# EXERCISE TASK:
List each line holding the string "this".

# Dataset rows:
────────────────────

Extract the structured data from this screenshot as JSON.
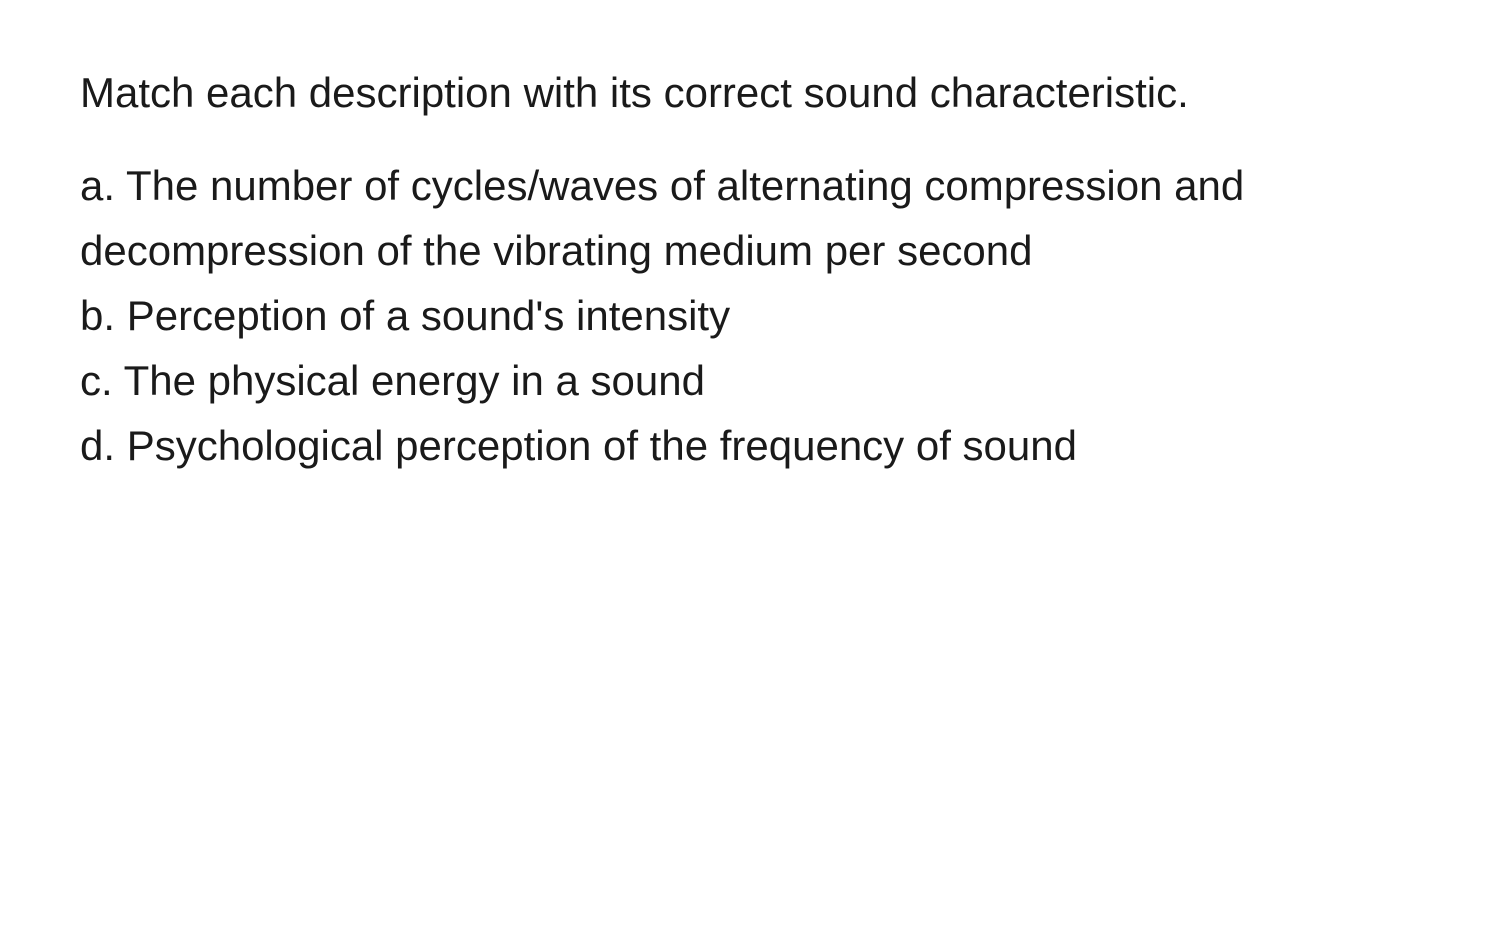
{
  "document": {
    "background_color": "#ffffff",
    "text_color": "#1a1a1a",
    "font_size_pt": 32,
    "font_weight": 400,
    "line_height": 1.55,
    "font_family": "system-ui sans-serif",
    "intro": "Match each description with its correct sound characteristic.",
    "items": [
      {
        "label": "a.",
        "text": "The number of cycles/waves of alternating compression and decompression of the vibrating medium per second"
      },
      {
        "label": "b.",
        "text": "Perception of a sound's intensity"
      },
      {
        "label": "c.",
        "text": "The physical energy in a sound"
      },
      {
        "label": "d.",
        "text": "Psychological perception of the frequency of sound"
      }
    ]
  }
}
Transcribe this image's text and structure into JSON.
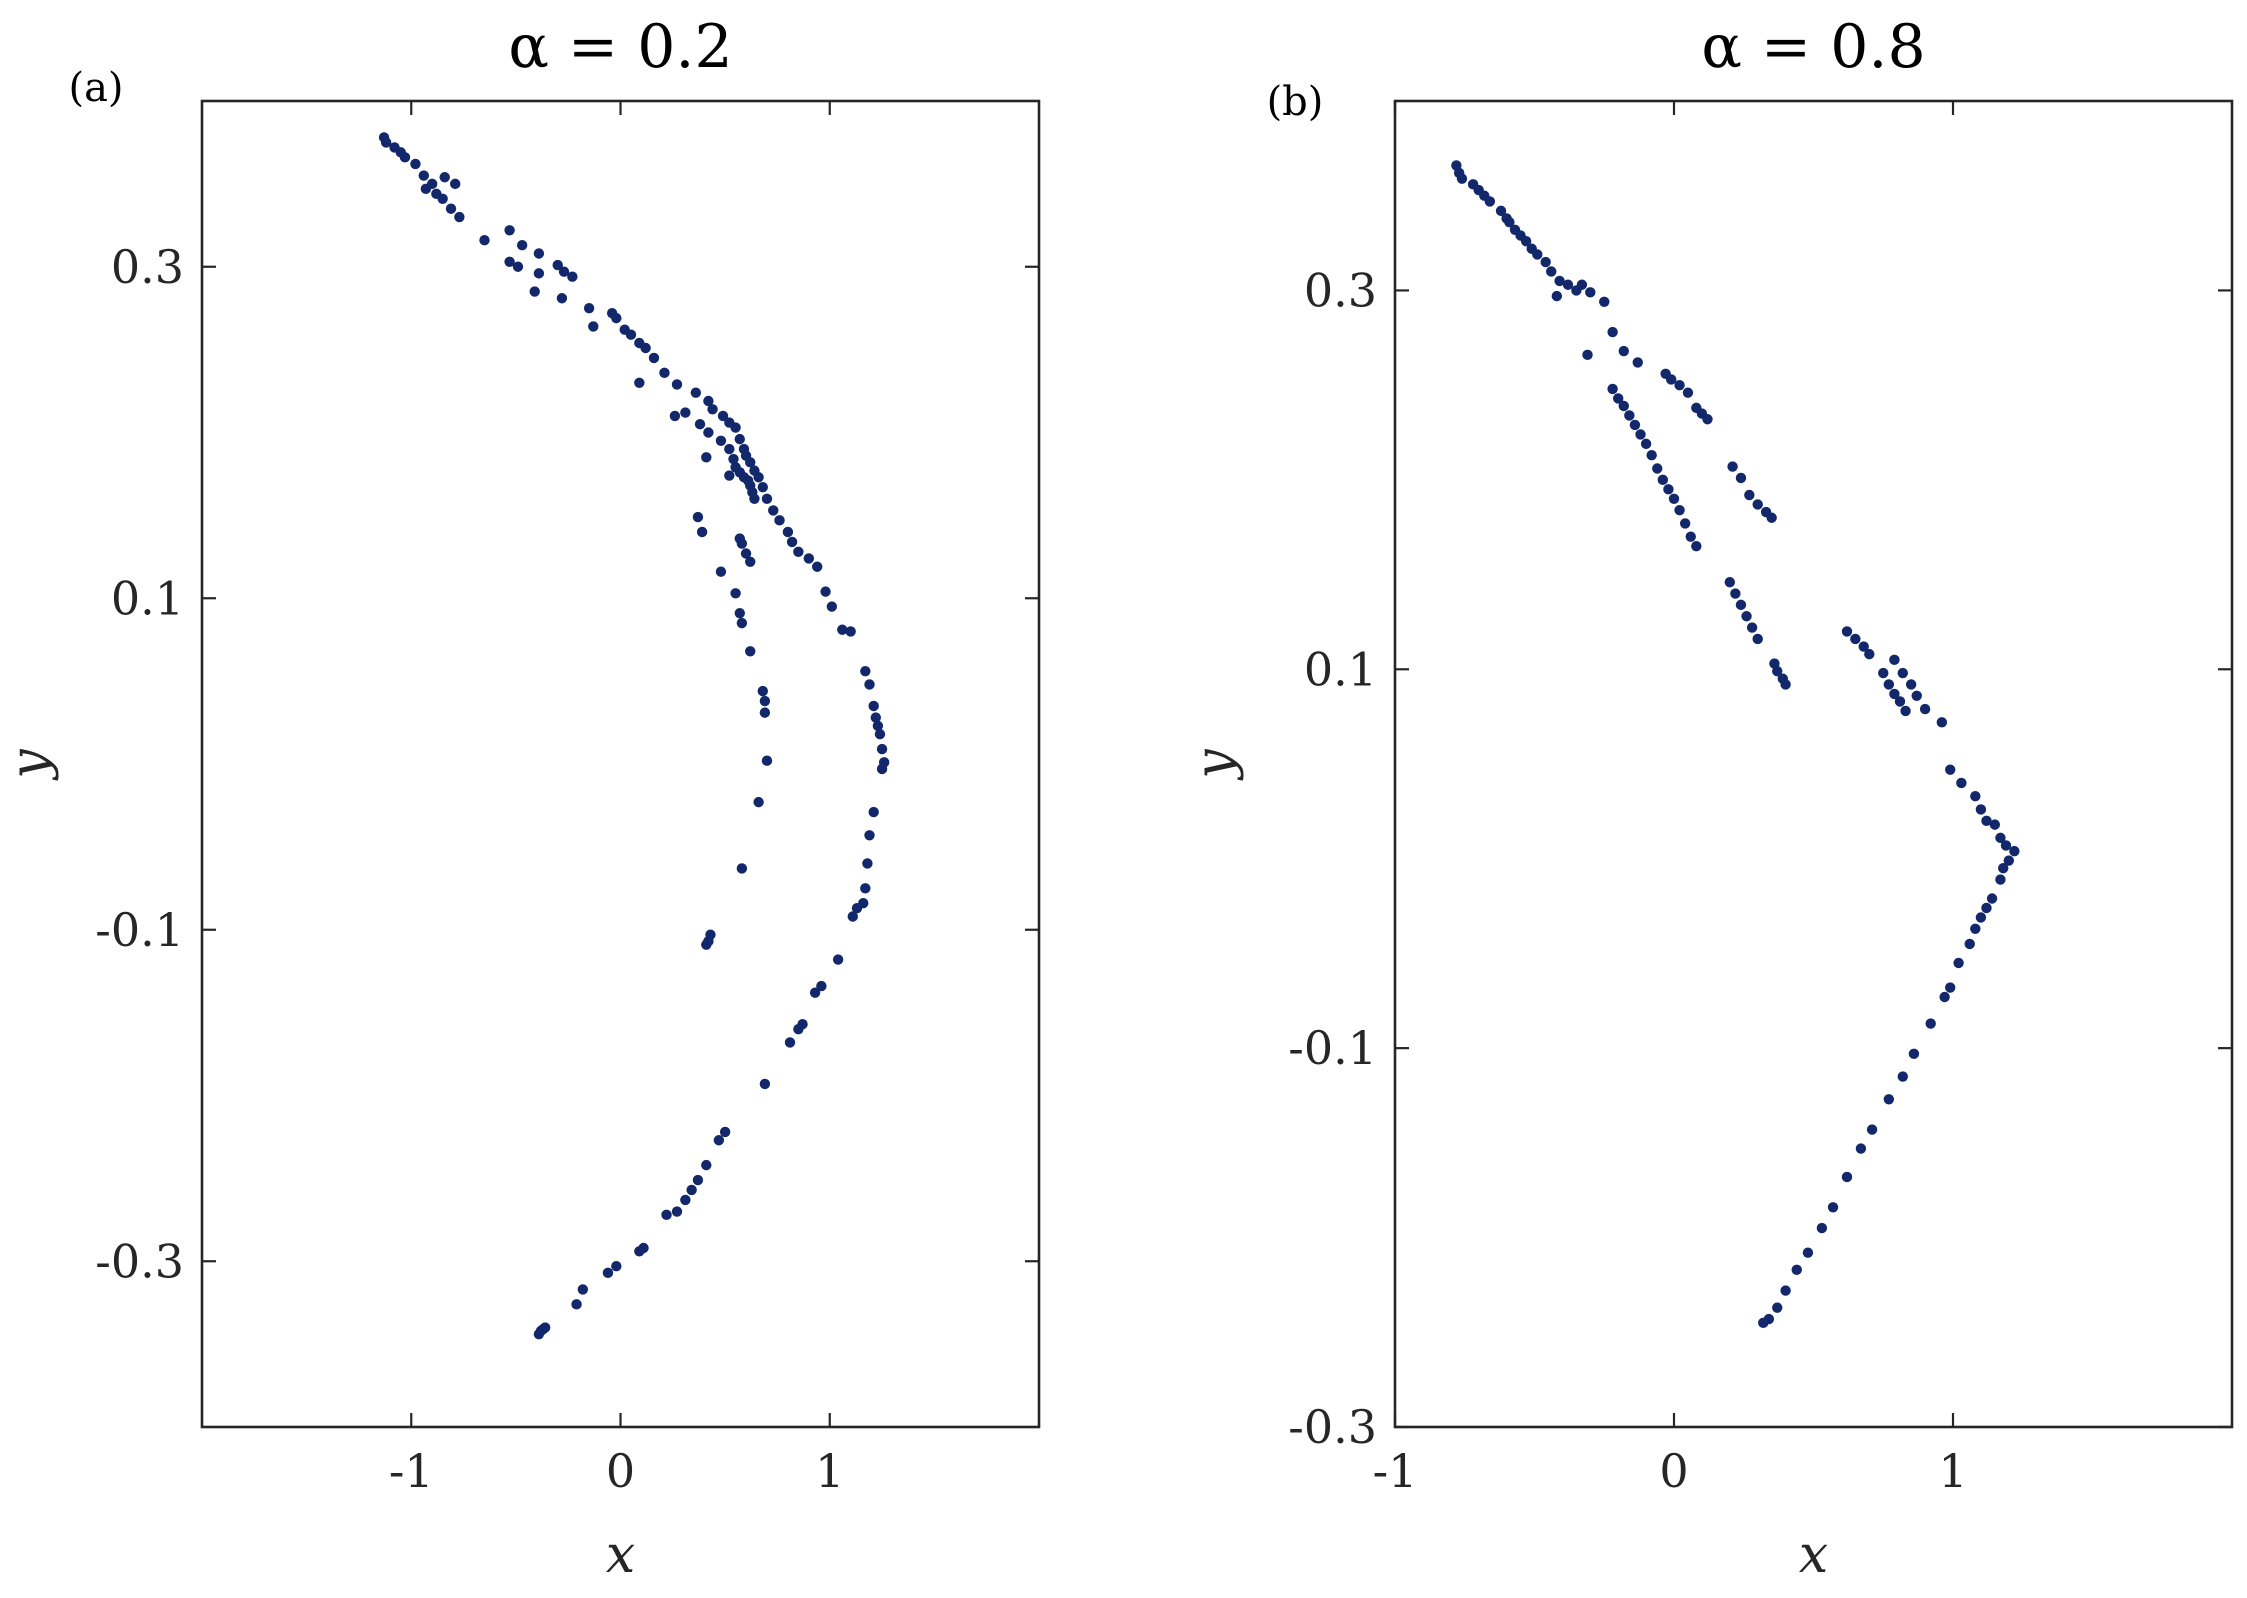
{
  "chart_data": [
    {
      "type": "scatter",
      "panel_label": "(a)",
      "title": "α = 0.2",
      "xlabel": "x",
      "ylabel": "y",
      "xlim": [
        -2,
        2
      ],
      "ylim": [
        -0.4,
        0.4
      ],
      "xticks": [
        -1,
        0,
        1
      ],
      "xtick_labels": [
        "-1",
        "0",
        "1"
      ],
      "yticks": [
        -0.3,
        -0.1,
        0.1,
        0.3
      ],
      "ytick_labels": [
        "-0.3",
        "-0.1",
        "0.1",
        "0.3"
      ],
      "grid": false,
      "legend": "none",
      "marker_color": "#13276b",
      "series": [
        {
          "points": [
            [
              -1.13,
              0.378
            ],
            [
              -1.12,
              0.375
            ],
            [
              -1.08,
              0.372
            ],
            [
              -1.05,
              0.369
            ],
            [
              -1.03,
              0.366
            ],
            [
              -0.98,
              0.362
            ],
            [
              -0.94,
              0.355
            ],
            [
              -0.9,
              0.35
            ],
            [
              -0.84,
              0.354
            ],
            [
              -0.79,
              0.35
            ],
            [
              -0.93,
              0.347
            ],
            [
              -0.88,
              0.344
            ],
            [
              -0.85,
              0.341
            ],
            [
              -0.81,
              0.335
            ],
            [
              -0.77,
              0.33
            ],
            [
              -0.65,
              0.316
            ],
            [
              -0.53,
              0.322
            ],
            [
              -0.47,
              0.313
            ],
            [
              -0.39,
              0.308
            ],
            [
              -0.3,
              0.301
            ],
            [
              -0.27,
              0.297
            ],
            [
              -0.23,
              0.294
            ],
            [
              -0.53,
              0.303
            ],
            [
              -0.49,
              0.3
            ],
            [
              -0.39,
              0.296
            ],
            [
              -0.41,
              0.285
            ],
            [
              -0.04,
              0.272
            ],
            [
              -0.02,
              0.269
            ],
            [
              0.02,
              0.262
            ],
            [
              0.05,
              0.259
            ],
            [
              0.09,
              0.254
            ],
            [
              0.12,
              0.251
            ],
            [
              0.16,
              0.245
            ],
            [
              0.21,
              0.236
            ],
            [
              0.27,
              0.229
            ],
            [
              0.36,
              0.224
            ],
            [
              0.42,
              0.219
            ],
            [
              0.44,
              0.214
            ],
            [
              0.49,
              0.21
            ],
            [
              0.52,
              0.206
            ],
            [
              0.55,
              0.203
            ],
            [
              0.57,
              0.196
            ],
            [
              0.59,
              0.19
            ],
            [
              0.6,
              0.186
            ],
            [
              0.62,
              0.182
            ],
            [
              0.64,
              0.177
            ],
            [
              0.66,
              0.173
            ],
            [
              0.68,
              0.167
            ],
            [
              0.7,
              0.16
            ],
            [
              0.73,
              0.153
            ],
            [
              0.76,
              0.147
            ],
            [
              0.8,
              0.14
            ],
            [
              0.82,
              0.134
            ],
            [
              0.85,
              0.128
            ],
            [
              0.9,
              0.124
            ],
            [
              0.94,
              0.119
            ],
            [
              0.98,
              0.104
            ],
            [
              1.01,
              0.095
            ],
            [
              1.06,
              0.081
            ],
            [
              1.1,
              0.08
            ],
            [
              -0.28,
              0.281
            ],
            [
              -0.15,
              0.275
            ],
            [
              -0.13,
              0.264
            ],
            [
              0.09,
              0.23
            ],
            [
              0.26,
              0.21
            ],
            [
              0.31,
              0.212
            ],
            [
              0.38,
              0.205
            ],
            [
              0.42,
              0.2
            ],
            [
              0.48,
              0.195
            ],
            [
              0.52,
              0.19
            ],
            [
              0.54,
              0.184
            ],
            [
              0.55,
              0.179
            ],
            [
              0.57,
              0.176
            ],
            [
              0.59,
              0.173
            ],
            [
              0.61,
              0.171
            ],
            [
              0.62,
              0.168
            ],
            [
              0.63,
              0.164
            ],
            [
              0.64,
              0.16
            ],
            [
              0.41,
              0.185
            ],
            [
              0.52,
              0.174
            ],
            [
              0.37,
              0.149
            ],
            [
              0.39,
              0.14
            ],
            [
              0.57,
              0.136
            ],
            [
              0.58,
              0.133
            ],
            [
              0.6,
              0.127
            ],
            [
              0.62,
              0.122
            ],
            [
              0.48,
              0.116
            ],
            [
              0.55,
              0.103
            ],
            [
              0.57,
              0.091
            ],
            [
              0.58,
              0.085
            ],
            [
              0.62,
              0.068
            ],
            [
              0.68,
              0.044
            ],
            [
              0.69,
              0.038
            ],
            [
              0.69,
              0.031
            ],
            [
              0.7,
              0.002
            ],
            [
              0.66,
              -0.023
            ],
            [
              0.58,
              -0.063
            ],
            [
              0.41,
              -0.109
            ],
            [
              0.42,
              -0.107
            ],
            [
              0.43,
              -0.103
            ],
            [
              1.17,
              0.056
            ],
            [
              1.19,
              0.048
            ],
            [
              1.21,
              0.035
            ],
            [
              1.22,
              0.028
            ],
            [
              1.23,
              0.023
            ],
            [
              1.24,
              0.018
            ],
            [
              1.25,
              0.009
            ],
            [
              1.26,
              0.001
            ],
            [
              1.25,
              -0.003
            ],
            [
              1.21,
              -0.029
            ],
            [
              1.19,
              -0.043
            ],
            [
              1.18,
              -0.06
            ],
            [
              1.17,
              -0.075
            ],
            [
              1.16,
              -0.084
            ],
            [
              1.13,
              -0.087
            ],
            [
              1.11,
              -0.092
            ],
            [
              1.04,
              -0.118
            ],
            [
              0.96,
              -0.134
            ],
            [
              0.93,
              -0.138
            ],
            [
              0.85,
              -0.16
            ],
            [
              0.87,
              -0.157
            ],
            [
              0.81,
              -0.168
            ],
            [
              0.69,
              -0.193
            ],
            [
              0.5,
              -0.222
            ],
            [
              0.47,
              -0.227
            ],
            [
              0.41,
              -0.242
            ],
            [
              0.37,
              -0.251
            ],
            [
              0.34,
              -0.257
            ],
            [
              0.31,
              -0.263
            ],
            [
              0.27,
              -0.27
            ],
            [
              0.22,
              -0.272
            ],
            [
              0.11,
              -0.292
            ],
            [
              0.09,
              -0.294
            ],
            [
              -0.02,
              -0.303
            ],
            [
              -0.06,
              -0.307
            ],
            [
              -0.18,
              -0.317
            ],
            [
              -0.21,
              -0.326
            ],
            [
              -0.36,
              -0.34
            ],
            [
              -0.37,
              -0.341
            ],
            [
              -0.38,
              -0.342
            ],
            [
              -0.39,
              -0.344
            ]
          ]
        }
      ]
    },
    {
      "type": "scatter",
      "panel_label": "(b)",
      "title": "α = 0.8",
      "xlabel": "x",
      "ylabel": "y",
      "xlim": [
        -1,
        2
      ],
      "ylim": [
        -0.3,
        0.4
      ],
      "xticks": [
        -1,
        0,
        1
      ],
      "xtick_labels": [
        "-1",
        "0",
        "1"
      ],
      "yticks": [
        -0.3,
        -0.1,
        0.1,
        0.3
      ],
      "ytick_labels": [
        "-0.3",
        "-0.1",
        "0.1",
        "0.3"
      ],
      "grid": false,
      "legend": "none",
      "marker_color": "#13276b",
      "series": [
        {
          "points": [
            [
              -0.78,
              0.366
            ],
            [
              -0.77,
              0.362
            ],
            [
              -0.76,
              0.359
            ],
            [
              -0.72,
              0.356
            ],
            [
              -0.7,
              0.353
            ],
            [
              -0.68,
              0.35
            ],
            [
              -0.66,
              0.347
            ],
            [
              -0.62,
              0.342
            ],
            [
              -0.6,
              0.338
            ],
            [
              -0.59,
              0.336
            ],
            [
              -0.57,
              0.332
            ],
            [
              -0.55,
              0.329
            ],
            [
              -0.53,
              0.326
            ],
            [
              -0.51,
              0.322
            ],
            [
              -0.49,
              0.319
            ],
            [
              -0.46,
              0.315
            ],
            [
              -0.44,
              0.31
            ],
            [
              -0.41,
              0.305
            ],
            [
              -0.38,
              0.303
            ],
            [
              -0.35,
              0.3
            ],
            [
              -0.33,
              0.303
            ],
            [
              -0.3,
              0.299
            ],
            [
              -0.25,
              0.294
            ],
            [
              -0.42,
              0.297
            ],
            [
              -0.31,
              0.266
            ],
            [
              -0.22,
              0.278
            ],
            [
              -0.18,
              0.268
            ],
            [
              -0.13,
              0.262
            ],
            [
              -0.03,
              0.256
            ],
            [
              -0.01,
              0.253
            ],
            [
              0.02,
              0.25
            ],
            [
              0.05,
              0.246
            ],
            [
              0.08,
              0.238
            ],
            [
              0.1,
              0.235
            ],
            [
              0.12,
              0.232
            ],
            [
              -0.22,
              0.248
            ],
            [
              -0.2,
              0.243
            ],
            [
              -0.18,
              0.239
            ],
            [
              -0.16,
              0.234
            ],
            [
              -0.14,
              0.229
            ],
            [
              -0.12,
              0.224
            ],
            [
              -0.1,
              0.219
            ],
            [
              -0.08,
              0.213
            ],
            [
              -0.06,
              0.206
            ],
            [
              -0.04,
              0.2
            ],
            [
              -0.02,
              0.195
            ],
            [
              0.0,
              0.19
            ],
            [
              0.02,
              0.184
            ],
            [
              0.04,
              0.177
            ],
            [
              0.06,
              0.17
            ],
            [
              0.08,
              0.165
            ],
            [
              0.21,
              0.207
            ],
            [
              0.24,
              0.201
            ],
            [
              0.27,
              0.192
            ],
            [
              0.3,
              0.187
            ],
            [
              0.33,
              0.183
            ],
            [
              0.35,
              0.18
            ],
            [
              0.2,
              0.146
            ],
            [
              0.22,
              0.14
            ],
            [
              0.24,
              0.134
            ],
            [
              0.26,
              0.128
            ],
            [
              0.28,
              0.122
            ],
            [
              0.3,
              0.116
            ],
            [
              0.36,
              0.103
            ],
            [
              0.37,
              0.099
            ],
            [
              0.39,
              0.095
            ],
            [
              0.4,
              0.092
            ],
            [
              0.62,
              0.12
            ],
            [
              0.65,
              0.116
            ],
            [
              0.68,
              0.112
            ],
            [
              0.7,
              0.108
            ],
            [
              0.75,
              0.098
            ],
            [
              0.77,
              0.092
            ],
            [
              0.79,
              0.087
            ],
            [
              0.81,
              0.083
            ],
            [
              0.83,
              0.078
            ],
            [
              0.79,
              0.105
            ],
            [
              0.82,
              0.098
            ],
            [
              0.85,
              0.092
            ],
            [
              0.87,
              0.086
            ],
            [
              0.9,
              0.079
            ],
            [
              0.96,
              0.072
            ],
            [
              0.99,
              0.047
            ],
            [
              1.03,
              0.04
            ],
            [
              1.08,
              0.033
            ],
            [
              1.1,
              0.026
            ],
            [
              1.12,
              0.02
            ],
            [
              1.15,
              0.018
            ],
            [
              1.17,
              0.011
            ],
            [
              1.19,
              0.007
            ],
            [
              1.22,
              0.004
            ],
            [
              1.2,
              -0.001
            ],
            [
              1.18,
              -0.005
            ],
            [
              1.17,
              -0.011
            ],
            [
              1.14,
              -0.021
            ],
            [
              1.12,
              -0.026
            ],
            [
              1.1,
              -0.031
            ],
            [
              1.08,
              -0.037
            ],
            [
              1.06,
              -0.045
            ],
            [
              1.02,
              -0.055
            ],
            [
              0.99,
              -0.068
            ],
            [
              0.97,
              -0.073
            ],
            [
              0.92,
              -0.087
            ],
            [
              0.86,
              -0.103
            ],
            [
              0.82,
              -0.115
            ],
            [
              0.77,
              -0.127
            ],
            [
              0.71,
              -0.143
            ],
            [
              0.67,
              -0.153
            ],
            [
              0.62,
              -0.168
            ],
            [
              0.57,
              -0.184
            ],
            [
              0.53,
              -0.195
            ],
            [
              0.48,
              -0.208
            ],
            [
              0.44,
              -0.217
            ],
            [
              0.4,
              -0.228
            ],
            [
              0.37,
              -0.237
            ],
            [
              0.34,
              -0.243
            ],
            [
              0.32,
              -0.245
            ]
          ]
        }
      ]
    }
  ]
}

────────────────────

# TASK ANSWER:
Extract the structured data from this screenshot as JSON.
Transcribe this image's text and structure into JSON.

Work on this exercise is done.